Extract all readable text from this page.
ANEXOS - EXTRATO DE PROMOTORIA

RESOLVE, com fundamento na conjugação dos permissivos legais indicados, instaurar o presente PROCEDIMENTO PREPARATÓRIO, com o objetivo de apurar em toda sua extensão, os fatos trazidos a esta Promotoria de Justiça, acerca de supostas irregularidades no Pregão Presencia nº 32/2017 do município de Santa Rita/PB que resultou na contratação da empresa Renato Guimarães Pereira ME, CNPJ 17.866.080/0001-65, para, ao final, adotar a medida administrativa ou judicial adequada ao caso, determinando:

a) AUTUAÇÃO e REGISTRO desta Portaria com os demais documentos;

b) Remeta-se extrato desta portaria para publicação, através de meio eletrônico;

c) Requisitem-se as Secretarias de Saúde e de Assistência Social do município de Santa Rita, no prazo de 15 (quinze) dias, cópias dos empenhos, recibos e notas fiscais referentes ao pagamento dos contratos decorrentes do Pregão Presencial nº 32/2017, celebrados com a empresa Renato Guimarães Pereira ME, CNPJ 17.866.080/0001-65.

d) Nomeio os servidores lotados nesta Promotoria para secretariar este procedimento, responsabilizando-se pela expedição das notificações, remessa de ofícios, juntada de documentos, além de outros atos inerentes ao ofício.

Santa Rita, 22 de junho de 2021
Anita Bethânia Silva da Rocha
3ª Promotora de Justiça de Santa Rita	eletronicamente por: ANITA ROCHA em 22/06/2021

══════

▶ **Request**
Give a single number: the count of lines above that include the word "município".

▶ **Correct output**
2